> STATED EXERCISE
Where a line below holds the string "timestamp", copy that line.

++++ PROVIDED MATERIAL

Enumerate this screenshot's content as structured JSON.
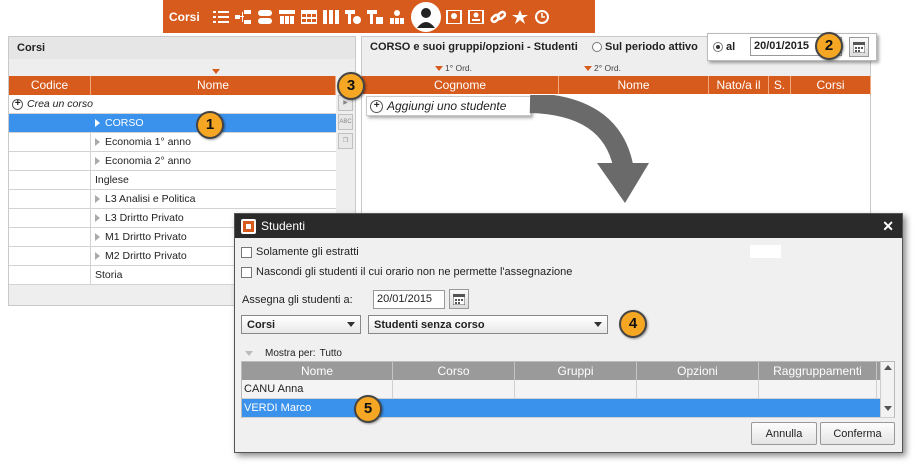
{
  "toolbar": {
    "title": "Corsi",
    "icons": [
      "list-icon",
      "tree-icon",
      "stack-icon",
      "group-tree-icon",
      "grid-icon",
      "columns-icon",
      "clock-tree-icon",
      "tree-x-icon",
      "people-tree-icon",
      "student-icon",
      "portrait-icon",
      "portrait-list-icon",
      "link-icon",
      "star-icon",
      "clock-person-icon"
    ]
  },
  "left": {
    "title": "Corsi",
    "col_codice": "Codice",
    "col_nome": "Nome",
    "create_label": "Crea un corso",
    "items": [
      {
        "name": "CORSO",
        "arrow": true,
        "selected": true
      },
      {
        "name": "Economia 1° anno",
        "arrow": true
      },
      {
        "name": "Economia 2° anno",
        "arrow": true
      },
      {
        "name": "Inglese",
        "arrow": false
      },
      {
        "name": "L3 Analisi e Politica",
        "arrow": true
      },
      {
        "name": "L3 Drirtto Privato",
        "arrow": true
      },
      {
        "name": "M1 Drirtto Privato",
        "arrow": true
      },
      {
        "name": "M2 Drirtto Privato",
        "arrow": true
      },
      {
        "name": "Storia",
        "arrow": false
      }
    ]
  },
  "right": {
    "title": "CORSO e suoi gruppi/opzioni - Studenti",
    "period_label": "Sul periodo attivo",
    "al_label": "al",
    "date": "20/01/2015",
    "sort1": "1° Ord.",
    "sort2": "2° Ord.",
    "cols": [
      "Cognome",
      "Nome",
      "Nato/a il",
      "S.",
      "Corsi"
    ],
    "add_label": "Aggiungi uno studente"
  },
  "badges": [
    "1",
    "2",
    "3",
    "4",
    "5"
  ],
  "dialog": {
    "title": "Studenti",
    "chk1": "Solamente gli estratti",
    "chk2": "Nascondi gli studenti il cui orario non ne permette l'assegnazione",
    "assign_label": "Assegna gli studenti a:",
    "assign_date": "20/01/2015",
    "select1": "Corsi",
    "select2": "Studenti senza corso",
    "show_by_label": "Mostra per:",
    "show_by_value": "Tutto",
    "cols": [
      "Nome",
      "Corso",
      "Gruppi",
      "Opzioni",
      "Raggruppamenti"
    ],
    "rows": [
      {
        "name": "CANU Anna",
        "selected": false
      },
      {
        "name": "VERDI Marco",
        "selected": true
      }
    ],
    "cancel": "Annulla",
    "confirm": "Conferma"
  },
  "colors": {
    "accent": "#d75b1c",
    "selection": "#3b92ec",
    "badge": "#f5a623"
  }
}
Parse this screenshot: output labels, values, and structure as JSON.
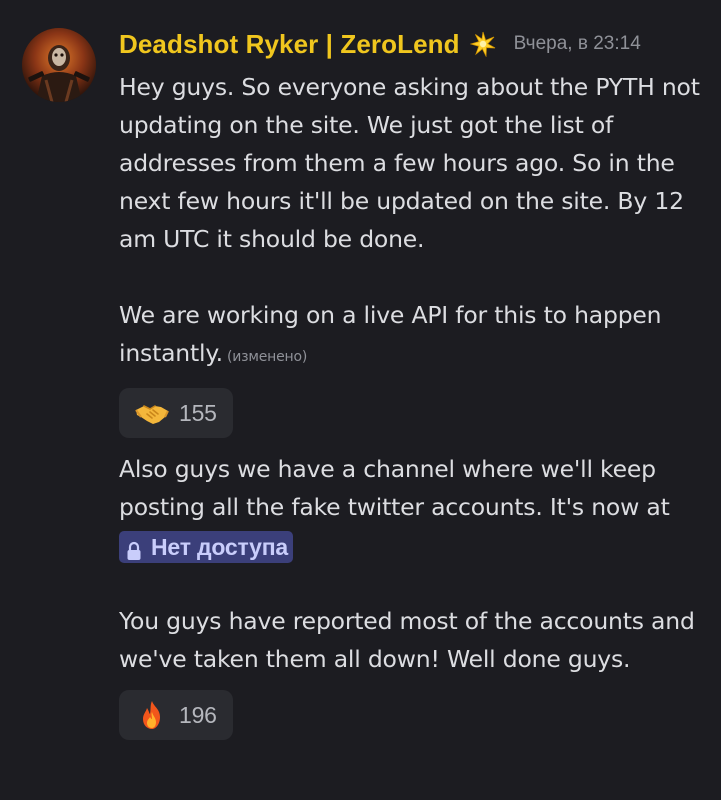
{
  "message": {
    "author": "Deadshot Ryker | ZeroLend",
    "role_icon": "sparkle-star-icon",
    "timestamp": "Вчера, в 23:14",
    "edited_label": "(изменено)",
    "paragraphs": {
      "p1": "Hey guys. So everyone asking about the PYTH not updating on the site. We just got the list of addresses from them a few hours ago. So in the next few hours it'll be updated on the site. By 12 am UTC it should be done.",
      "p2": "We are working on a live API for this to happen instantly.",
      "p3_before": "Also guys we have a channel where we'll keep posting all the fake twitter accounts. It's now at",
      "p4": "You guys have reported most of the accounts and we've taken them all down! Well done guys."
    },
    "channel_mention": {
      "icon": "lock-icon",
      "label": "Нет доступа"
    },
    "reactions": [
      {
        "emoji": "handshake-emoji",
        "count": "155"
      },
      {
        "emoji": "fire-emoji",
        "count": "196"
      }
    ]
  },
  "colors": {
    "background": "#1c1c21",
    "username": "#f0c61e",
    "text": "#dcdde1",
    "muted": "#8f9198",
    "reaction_bg": "#2a2b30",
    "mention_bg": "#3b3f7a",
    "mention_text": "#c9cdfb"
  }
}
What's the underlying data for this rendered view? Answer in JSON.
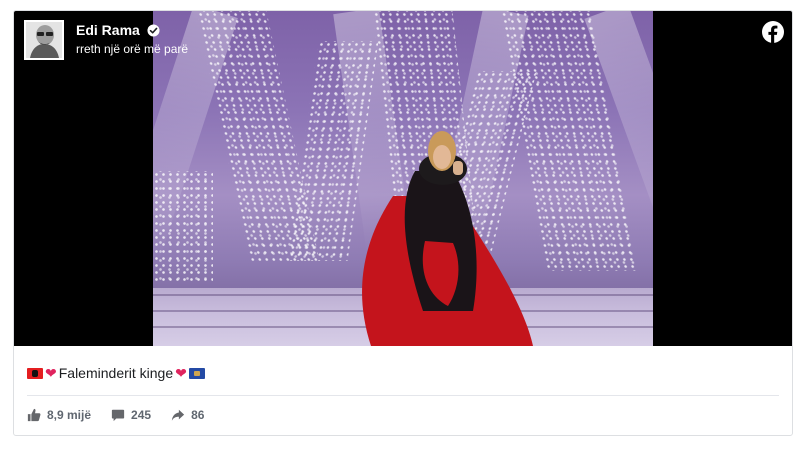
{
  "post": {
    "author": "Edi Rama",
    "timestamp": "rreth një orë më parë",
    "caption_text": "Faleminderit kinge",
    "stats": {
      "likes": "8,9 mijë",
      "comments": "245",
      "shares": "86"
    }
  },
  "icons": {
    "verified": "verified-badge-icon",
    "platform": "facebook-icon",
    "like": "like-icon",
    "comment": "comment-icon",
    "share": "share-icon"
  },
  "colors": {
    "flag_red": "#e41e20",
    "heart": "#e0245e",
    "meta_text": "#606770"
  }
}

++++++++

> THE SOLUTION
    "timestamp": "Вчера, в 23:14",
    "timestamp": "rreth një orë më parë",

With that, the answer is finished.